**Given instruction:**
Filter the entries, keeping every line with the word "PostgreSQL".

**Exercise material:**
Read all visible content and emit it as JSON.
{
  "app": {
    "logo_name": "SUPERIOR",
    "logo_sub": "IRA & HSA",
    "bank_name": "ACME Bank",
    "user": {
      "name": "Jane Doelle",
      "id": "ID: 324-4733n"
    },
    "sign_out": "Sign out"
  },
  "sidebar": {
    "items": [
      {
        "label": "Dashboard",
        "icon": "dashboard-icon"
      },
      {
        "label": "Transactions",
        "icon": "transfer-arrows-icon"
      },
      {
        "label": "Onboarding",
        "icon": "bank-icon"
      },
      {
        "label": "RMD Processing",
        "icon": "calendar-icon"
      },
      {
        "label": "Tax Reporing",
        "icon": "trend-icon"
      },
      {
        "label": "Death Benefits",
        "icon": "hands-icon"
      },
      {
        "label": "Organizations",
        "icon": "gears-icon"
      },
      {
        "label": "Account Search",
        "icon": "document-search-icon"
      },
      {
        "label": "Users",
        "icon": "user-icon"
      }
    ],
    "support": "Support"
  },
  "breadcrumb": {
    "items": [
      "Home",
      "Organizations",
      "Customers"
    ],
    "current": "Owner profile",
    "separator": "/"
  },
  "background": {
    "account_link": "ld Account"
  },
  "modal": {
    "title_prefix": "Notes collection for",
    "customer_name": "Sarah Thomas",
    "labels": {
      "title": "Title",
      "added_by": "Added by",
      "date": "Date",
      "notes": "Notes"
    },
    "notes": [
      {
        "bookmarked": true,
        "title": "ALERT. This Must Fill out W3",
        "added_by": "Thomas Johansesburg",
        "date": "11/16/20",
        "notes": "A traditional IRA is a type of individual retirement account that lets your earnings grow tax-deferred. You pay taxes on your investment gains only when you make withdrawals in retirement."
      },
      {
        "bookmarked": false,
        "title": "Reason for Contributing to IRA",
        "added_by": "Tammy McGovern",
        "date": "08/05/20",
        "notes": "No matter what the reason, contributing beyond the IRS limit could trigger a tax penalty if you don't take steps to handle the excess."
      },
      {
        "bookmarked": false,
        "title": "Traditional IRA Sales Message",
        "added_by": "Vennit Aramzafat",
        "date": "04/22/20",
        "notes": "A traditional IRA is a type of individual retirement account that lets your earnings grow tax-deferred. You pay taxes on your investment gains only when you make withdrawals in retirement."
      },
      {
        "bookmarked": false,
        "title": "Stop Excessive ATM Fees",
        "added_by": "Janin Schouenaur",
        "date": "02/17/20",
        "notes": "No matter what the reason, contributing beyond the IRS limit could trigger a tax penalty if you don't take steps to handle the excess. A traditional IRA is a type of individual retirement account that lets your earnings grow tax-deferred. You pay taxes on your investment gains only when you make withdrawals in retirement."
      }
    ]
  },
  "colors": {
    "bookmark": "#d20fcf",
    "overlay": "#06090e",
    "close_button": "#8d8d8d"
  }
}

* * *

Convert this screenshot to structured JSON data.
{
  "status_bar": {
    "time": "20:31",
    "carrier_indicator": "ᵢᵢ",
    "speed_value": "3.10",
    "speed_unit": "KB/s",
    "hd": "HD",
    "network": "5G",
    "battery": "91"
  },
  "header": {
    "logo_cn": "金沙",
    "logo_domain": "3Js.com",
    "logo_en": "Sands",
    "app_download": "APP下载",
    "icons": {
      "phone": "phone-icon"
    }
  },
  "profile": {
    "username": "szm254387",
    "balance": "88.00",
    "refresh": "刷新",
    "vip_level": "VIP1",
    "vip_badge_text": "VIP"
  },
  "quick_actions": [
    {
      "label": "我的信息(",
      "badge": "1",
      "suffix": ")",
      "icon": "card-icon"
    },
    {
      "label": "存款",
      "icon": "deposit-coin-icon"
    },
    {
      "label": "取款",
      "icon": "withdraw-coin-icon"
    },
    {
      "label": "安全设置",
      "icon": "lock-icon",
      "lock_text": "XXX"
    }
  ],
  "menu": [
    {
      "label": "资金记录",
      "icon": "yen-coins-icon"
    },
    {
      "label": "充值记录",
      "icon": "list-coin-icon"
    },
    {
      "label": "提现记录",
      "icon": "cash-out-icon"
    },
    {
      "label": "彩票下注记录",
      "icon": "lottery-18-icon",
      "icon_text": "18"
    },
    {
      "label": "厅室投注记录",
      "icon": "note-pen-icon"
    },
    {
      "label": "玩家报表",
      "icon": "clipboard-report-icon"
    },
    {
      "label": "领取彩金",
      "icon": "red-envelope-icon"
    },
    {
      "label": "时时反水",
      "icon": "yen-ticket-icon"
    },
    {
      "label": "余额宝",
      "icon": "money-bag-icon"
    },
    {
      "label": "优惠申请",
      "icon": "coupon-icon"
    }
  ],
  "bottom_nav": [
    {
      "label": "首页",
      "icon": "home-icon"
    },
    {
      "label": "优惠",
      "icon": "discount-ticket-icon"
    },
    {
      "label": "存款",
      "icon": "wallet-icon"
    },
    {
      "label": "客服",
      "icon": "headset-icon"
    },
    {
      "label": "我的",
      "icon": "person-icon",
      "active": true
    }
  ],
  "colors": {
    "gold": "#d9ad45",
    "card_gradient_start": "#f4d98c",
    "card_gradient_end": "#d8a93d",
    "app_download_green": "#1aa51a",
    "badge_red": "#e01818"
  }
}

---

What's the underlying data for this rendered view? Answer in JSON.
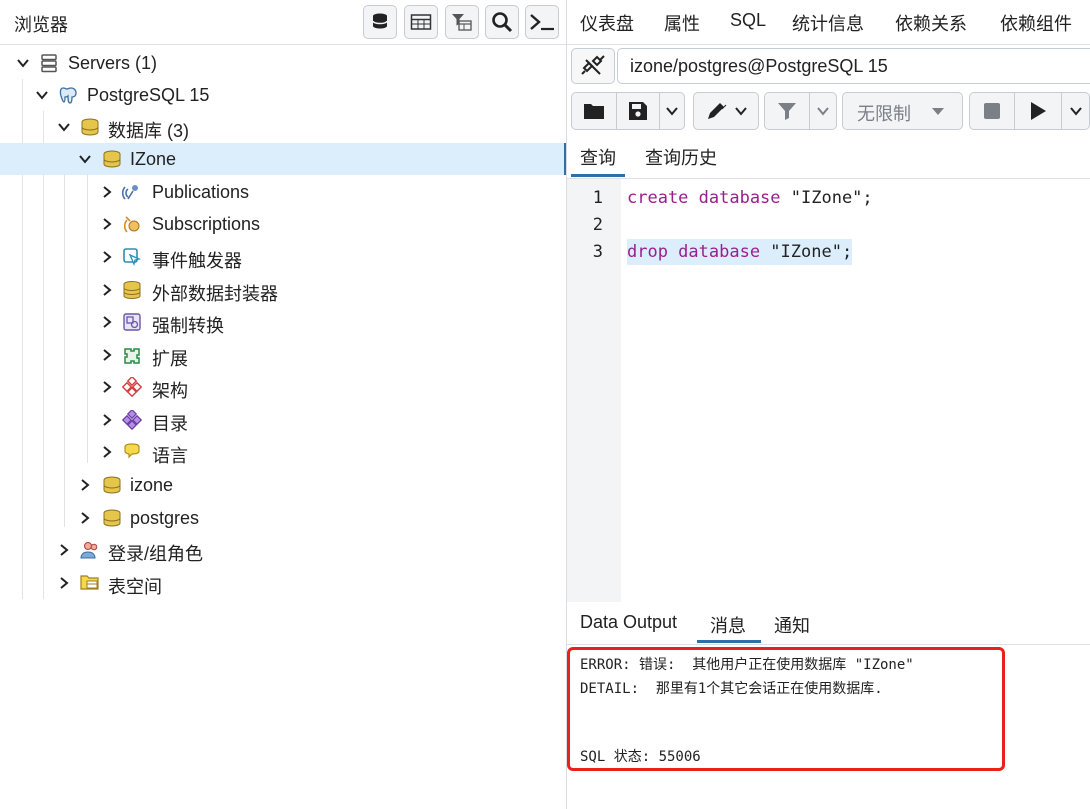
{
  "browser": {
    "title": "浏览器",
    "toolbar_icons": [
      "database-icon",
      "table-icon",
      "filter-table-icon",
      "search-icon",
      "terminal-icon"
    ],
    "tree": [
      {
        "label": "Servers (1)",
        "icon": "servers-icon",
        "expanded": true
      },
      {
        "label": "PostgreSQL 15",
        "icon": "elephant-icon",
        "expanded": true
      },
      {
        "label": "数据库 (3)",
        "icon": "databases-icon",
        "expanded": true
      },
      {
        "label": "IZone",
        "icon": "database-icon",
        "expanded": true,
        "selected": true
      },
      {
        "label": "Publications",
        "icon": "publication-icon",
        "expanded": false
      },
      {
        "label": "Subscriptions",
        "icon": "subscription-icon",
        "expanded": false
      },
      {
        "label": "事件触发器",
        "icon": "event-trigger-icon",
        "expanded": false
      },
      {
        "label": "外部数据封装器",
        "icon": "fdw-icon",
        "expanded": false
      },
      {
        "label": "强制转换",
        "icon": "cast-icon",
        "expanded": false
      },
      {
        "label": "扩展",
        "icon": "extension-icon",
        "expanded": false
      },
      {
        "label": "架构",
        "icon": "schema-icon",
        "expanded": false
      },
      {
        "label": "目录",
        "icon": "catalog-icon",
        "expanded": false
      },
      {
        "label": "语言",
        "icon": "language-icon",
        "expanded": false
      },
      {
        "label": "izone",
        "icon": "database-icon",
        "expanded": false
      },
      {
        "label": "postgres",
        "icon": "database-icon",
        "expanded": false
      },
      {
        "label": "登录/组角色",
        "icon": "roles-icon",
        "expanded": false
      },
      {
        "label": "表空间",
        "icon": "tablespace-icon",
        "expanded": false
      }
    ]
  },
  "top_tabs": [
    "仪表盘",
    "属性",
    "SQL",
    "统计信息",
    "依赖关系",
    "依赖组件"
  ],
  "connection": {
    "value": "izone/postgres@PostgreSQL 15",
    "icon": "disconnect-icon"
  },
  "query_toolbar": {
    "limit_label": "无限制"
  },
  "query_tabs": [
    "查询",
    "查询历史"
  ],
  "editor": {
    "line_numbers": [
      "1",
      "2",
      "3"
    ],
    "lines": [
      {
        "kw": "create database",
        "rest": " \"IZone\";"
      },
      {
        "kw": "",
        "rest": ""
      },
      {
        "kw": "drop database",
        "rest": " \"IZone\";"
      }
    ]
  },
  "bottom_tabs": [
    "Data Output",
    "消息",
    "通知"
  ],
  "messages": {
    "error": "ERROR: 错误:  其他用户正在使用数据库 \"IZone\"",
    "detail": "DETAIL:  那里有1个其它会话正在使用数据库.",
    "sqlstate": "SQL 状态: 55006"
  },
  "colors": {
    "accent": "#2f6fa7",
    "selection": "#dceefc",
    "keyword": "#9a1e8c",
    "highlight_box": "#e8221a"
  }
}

**Complete response:**
        "label": "PostgreSQL 15",
    "value": "izone/postgres@PostgreSQL 15",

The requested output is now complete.